- STATED PROBLEM
Scan the data below for the string "Ieri". Copy every line where it appears.

--- start of EXCERPTED DATA ---

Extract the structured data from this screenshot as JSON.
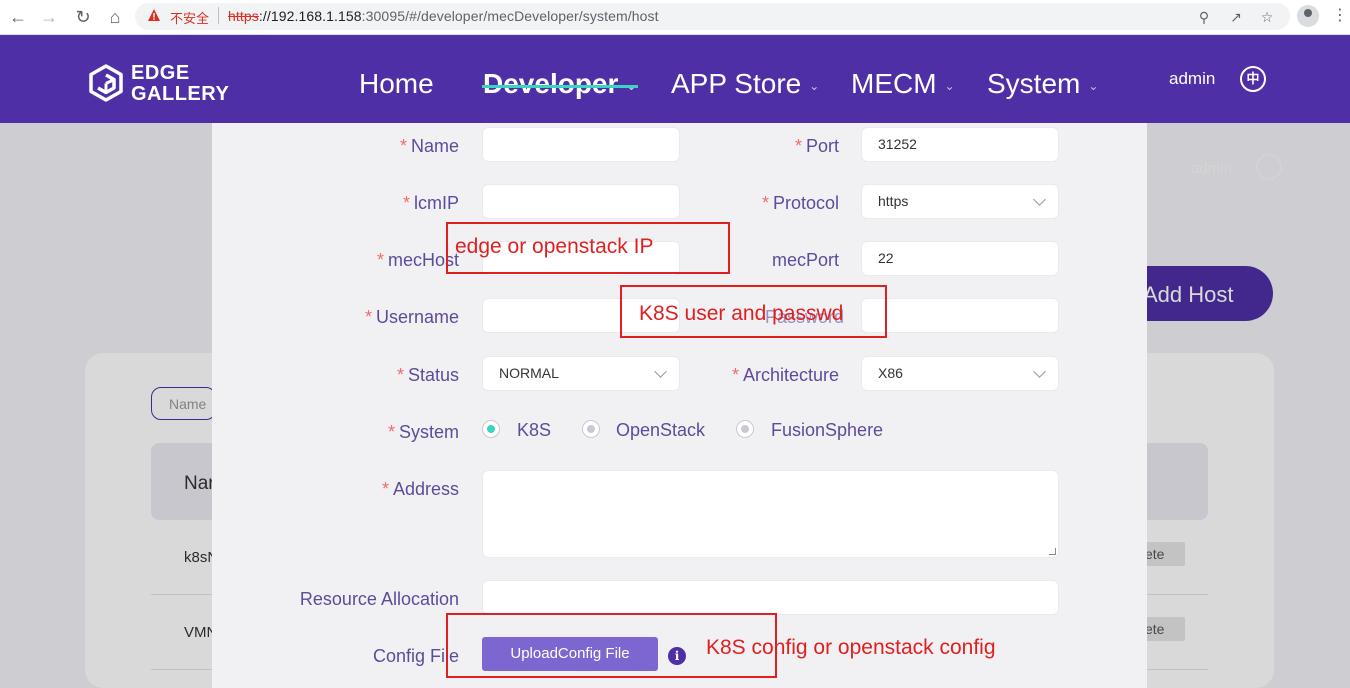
{
  "browser": {
    "security_label": "不安全",
    "url_scheme": "https",
    "url_host": "://192.168.1.158",
    "url_rest": ":30095/#/developer/mecDeveloper/system/host"
  },
  "header": {
    "logo_line1": "EDGE",
    "logo_line2": "GALLERY",
    "menu": [
      {
        "label": "Home"
      },
      {
        "label": "Developer"
      },
      {
        "label": "APP Store"
      },
      {
        "label": "MECM"
      },
      {
        "label": "System"
      }
    ],
    "user": "admin",
    "lang": "中"
  },
  "background_page": {
    "add_button": "Add Host",
    "search_placeholder": "Name",
    "table_header_first": "Nar",
    "rows": [
      "k8sN",
      "VMN"
    ],
    "delete_label": "ete",
    "user": "admin"
  },
  "form": {
    "name": {
      "label": "Name",
      "value": ""
    },
    "port": {
      "label": "Port",
      "value": "31252"
    },
    "lcmip": {
      "label": "lcmIP",
      "value": ""
    },
    "protocol": {
      "label": "Protocol",
      "value": "https"
    },
    "mechost": {
      "label": "mecHost",
      "value": ""
    },
    "mecport": {
      "label": "mecPort",
      "value": "22"
    },
    "username": {
      "label": "Username",
      "value": ""
    },
    "password": {
      "label": "Password",
      "value": ""
    },
    "status": {
      "label": "Status",
      "value": "NORMAL"
    },
    "architecture": {
      "label": "Architecture",
      "value": "X86"
    },
    "system": {
      "label": "System",
      "options": [
        "K8S",
        "OpenStack",
        "FusionSphere"
      ],
      "selected": "K8S"
    },
    "address": {
      "label": "Address",
      "value": ""
    },
    "resource_allocation": {
      "label": "Resource Allocation",
      "value": ""
    },
    "config_file": {
      "label": "Config File",
      "button": "UploadConfig File",
      "info": "i"
    }
  },
  "annotations": {
    "mechost_note": "edge or openstack IP",
    "credentials_note": "K8S user and passwd",
    "config_note": "K8S config or openstack config"
  },
  "colors": {
    "header": "#4e2fa5",
    "accent": "#38d6c1",
    "label": "#5e4b9b",
    "required": "#f56c6c",
    "annotation": "#e02020"
  }
}
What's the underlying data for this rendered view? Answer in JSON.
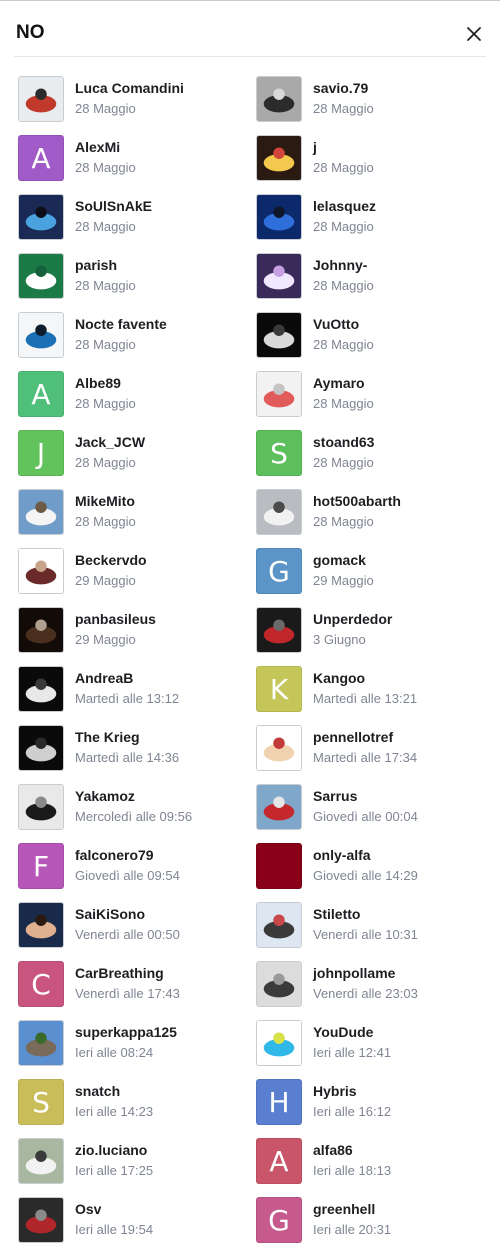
{
  "dialog": {
    "title": "NO",
    "close_icon": "close-icon"
  },
  "people": [
    {
      "name": "Luca Comandini",
      "time": "28 Maggio",
      "avatar": {
        "type": "photo",
        "scene": "motorbike",
        "colors": [
          "#e9ecef",
          "#c0392b",
          "#2c2c2c"
        ]
      }
    },
    {
      "name": "savio.79",
      "time": "28 Maggio",
      "avatar": {
        "type": "photo",
        "scene": "grey-abstract",
        "colors": [
          "#a9a9a9",
          "#2b2b2b",
          "#d9d9d9"
        ]
      }
    },
    {
      "name": "AlexMi",
      "time": "28 Maggio",
      "avatar": {
        "type": "letter",
        "letter": "A",
        "color": "#a05bc8"
      }
    },
    {
      "name": "j",
      "time": "28 Maggio",
      "avatar": {
        "type": "photo",
        "scene": "cartoon",
        "colors": [
          "#2a1a12",
          "#f2c94c",
          "#d0443c"
        ]
      }
    },
    {
      "name": "SoUlSnAkE",
      "time": "28 Maggio",
      "avatar": {
        "type": "photo",
        "scene": "blue-car",
        "colors": [
          "#1a2a55",
          "#4aa3df",
          "#0e0e1a"
        ]
      }
    },
    {
      "name": "lelasquez",
      "time": "28 Maggio",
      "avatar": {
        "type": "photo",
        "scene": "blue-car",
        "colors": [
          "#0c2a6b",
          "#2f6fdc",
          "#10162a"
        ]
      }
    },
    {
      "name": "parish",
      "time": "28 Maggio",
      "avatar": {
        "type": "photo",
        "scene": "jersey",
        "colors": [
          "#1b7a45",
          "#ffffff",
          "#14603a"
        ]
      }
    },
    {
      "name": "Johnny-",
      "time": "28 Maggio",
      "avatar": {
        "type": "photo",
        "scene": "axolotl",
        "colors": [
          "#3a2a5a",
          "#f0e8ff",
          "#c59fe0"
        ]
      }
    },
    {
      "name": "Nocte favente",
      "time": "28 Maggio",
      "avatar": {
        "type": "photo",
        "scene": "moon",
        "colors": [
          "#f4f6f8",
          "#1a6fb5",
          "#0d1b2a"
        ]
      }
    },
    {
      "name": "VuOtto",
      "time": "28 Maggio",
      "avatar": {
        "type": "photo",
        "scene": "dark-logo",
        "colors": [
          "#0a0a0a",
          "#d9d9d9",
          "#3a3a3a"
        ]
      }
    },
    {
      "name": "Albe89",
      "time": "28 Maggio",
      "avatar": {
        "type": "letter",
        "letter": "A",
        "color": "#4fbf7a"
      }
    },
    {
      "name": "Aymaro",
      "time": "28 Maggio",
      "avatar": {
        "type": "photo",
        "scene": "placeholder",
        "colors": [
          "#f2f2f2",
          "#e15b5b",
          "#c4c4c4"
        ]
      }
    },
    {
      "name": "Jack_JCW",
      "time": "28 Maggio",
      "avatar": {
        "type": "letter",
        "letter": "J",
        "color": "#62c25c"
      }
    },
    {
      "name": "stoand63",
      "time": "28 Maggio",
      "avatar": {
        "type": "letter",
        "letter": "S",
        "color": "#5cbf5c"
      }
    },
    {
      "name": "MikeMito",
      "time": "28 Maggio",
      "avatar": {
        "type": "photo",
        "scene": "white-car",
        "colors": [
          "#6f9cc8",
          "#f4f4f4",
          "#6b5a45"
        ]
      }
    },
    {
      "name": "hot500abarth",
      "time": "28 Maggio",
      "avatar": {
        "type": "photo",
        "scene": "white-car",
        "colors": [
          "#b9bcc0",
          "#f2f2f2",
          "#4a4a4a"
        ]
      }
    },
    {
      "name": "Beckervdo",
      "time": "29 Maggio",
      "avatar": {
        "type": "photo",
        "scene": "person",
        "colors": [
          "#ffffff",
          "#6a2a2a",
          "#c9a48a"
        ]
      }
    },
    {
      "name": "gomack",
      "time": "29 Maggio",
      "avatar": {
        "type": "letter",
        "letter": "G",
        "color": "#5b94c7"
      }
    },
    {
      "name": "panbasileus",
      "time": "29 Maggio",
      "avatar": {
        "type": "photo",
        "scene": "night-car",
        "colors": [
          "#120b08",
          "#4a2e1e",
          "#b0a090"
        ]
      }
    },
    {
      "name": "Unperdedor",
      "time": "3 Giugno",
      "avatar": {
        "type": "photo",
        "scene": "red-car",
        "colors": [
          "#1a1a1a",
          "#c0262a",
          "#6a6a6a"
        ]
      }
    },
    {
      "name": "AndreaB",
      "time": "Martedì alle 13:12",
      "avatar": {
        "type": "photo",
        "scene": "horse-logo",
        "colors": [
          "#0a0a0a",
          "#e8e8e8",
          "#3a3a3a"
        ]
      }
    },
    {
      "name": "Kangoo",
      "time": "Martedì alle 13:21",
      "avatar": {
        "type": "letter",
        "letter": "K",
        "color": "#c4c65a"
      }
    },
    {
      "name": "The Krieg",
      "time": "Martedì alle 14:36",
      "avatar": {
        "type": "photo",
        "scene": "grille-logo",
        "colors": [
          "#0a0a0a",
          "#cfcfcf",
          "#2a2a2a"
        ]
      }
    },
    {
      "name": "pennellotref",
      "time": "Martedì alle 17:34",
      "avatar": {
        "type": "photo",
        "scene": "cartoon-face",
        "colors": [
          "#ffffff",
          "#f1d2b0",
          "#c23a3a"
        ]
      }
    },
    {
      "name": "Yakamoz",
      "time": "Mercoledì alle 09:56",
      "avatar": {
        "type": "photo",
        "scene": "magazine",
        "colors": [
          "#e9e9e9",
          "#1a1a1a",
          "#8a8a8a"
        ]
      }
    },
    {
      "name": "Sarrus",
      "time": "Giovedì alle 00:04",
      "avatar": {
        "type": "photo",
        "scene": "red-car",
        "colors": [
          "#7fa7c9",
          "#c4282c",
          "#e6e6e6"
        ]
      }
    },
    {
      "name": "falconero79",
      "time": "Giovedì alle 09:54",
      "avatar": {
        "type": "letter",
        "letter": "F",
        "color": "#b656b8"
      }
    },
    {
      "name": "only-alfa",
      "time": "Giovedì alle 14:29",
      "avatar": {
        "type": "solid",
        "color": "#8a0019"
      }
    },
    {
      "name": "SaiKiSono",
      "time": "Venerdì alle 00:50",
      "avatar": {
        "type": "photo",
        "scene": "face",
        "colors": [
          "#1a2a4a",
          "#e0b090",
          "#2a1a10"
        ]
      }
    },
    {
      "name": "Stiletto",
      "time": "Venerdì alle 10:31",
      "avatar": {
        "type": "photo",
        "scene": "cartoon",
        "colors": [
          "#dde7f2",
          "#3a3a3a",
          "#c9484a"
        ]
      }
    },
    {
      "name": "CarBreathing",
      "time": "Venerdì alle 17:43",
      "avatar": {
        "type": "letter",
        "letter": "C",
        "color": "#c9557f"
      }
    },
    {
      "name": "johnpollame",
      "time": "Venerdì alle 23:03",
      "avatar": {
        "type": "photo",
        "scene": "bw-portrait",
        "colors": [
          "#dcdcdc",
          "#3a3a3a",
          "#9a9a9a"
        ]
      }
    },
    {
      "name": "superkappa125",
      "time": "Ieri alle 08:24",
      "avatar": {
        "type": "photo",
        "scene": "mountains",
        "colors": [
          "#5a8fd0",
          "#7a6a5a",
          "#3a6a2a"
        ]
      }
    },
    {
      "name": "YouDude",
      "time": "Ieri alle 12:41",
      "avatar": {
        "type": "photo",
        "scene": "badge",
        "colors": [
          "#ffffff",
          "#30b8e8",
          "#d8e04a"
        ]
      }
    },
    {
      "name": "snatch",
      "time": "Ieri alle 14:23",
      "avatar": {
        "type": "letter",
        "letter": "S",
        "color": "#c9bd5a"
      }
    },
    {
      "name": "Hybris",
      "time": "Ieri alle 16:12",
      "avatar": {
        "type": "letter",
        "letter": "H",
        "color": "#5b7fd0"
      }
    },
    {
      "name": "zio.luciano",
      "time": "Ieri alle 17:25",
      "avatar": {
        "type": "photo",
        "scene": "white-car",
        "colors": [
          "#a8b8a0",
          "#f2f2f2",
          "#3a3a3a"
        ]
      }
    },
    {
      "name": "alfa86",
      "time": "Ieri alle 18:13",
      "avatar": {
        "type": "letter",
        "letter": "A",
        "color": "#c9556b"
      }
    },
    {
      "name": "Osv",
      "time": "Ieri alle 19:54",
      "avatar": {
        "type": "photo",
        "scene": "engine",
        "colors": [
          "#2a2a2a",
          "#b0262a",
          "#8a8a8a"
        ]
      }
    },
    {
      "name": "greenhell",
      "time": "Ieri alle 20:31",
      "avatar": {
        "type": "letter",
        "letter": "G",
        "color": "#c65a8d"
      }
    }
  ]
}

--- end of EXCERPTED DATA ---

- COMPLETE ANSWER
      "time": "Ieri alle 08:24",
      "time": "Ieri alle 12:41",
      "time": "Ieri alle 14:23",
      "time": "Ieri alle 16:12",
      "time": "Ieri alle 17:25",
      "time": "Ieri alle 18:13",
      "time": "Ieri alle 19:54",
      "time": "Ieri alle 20:31",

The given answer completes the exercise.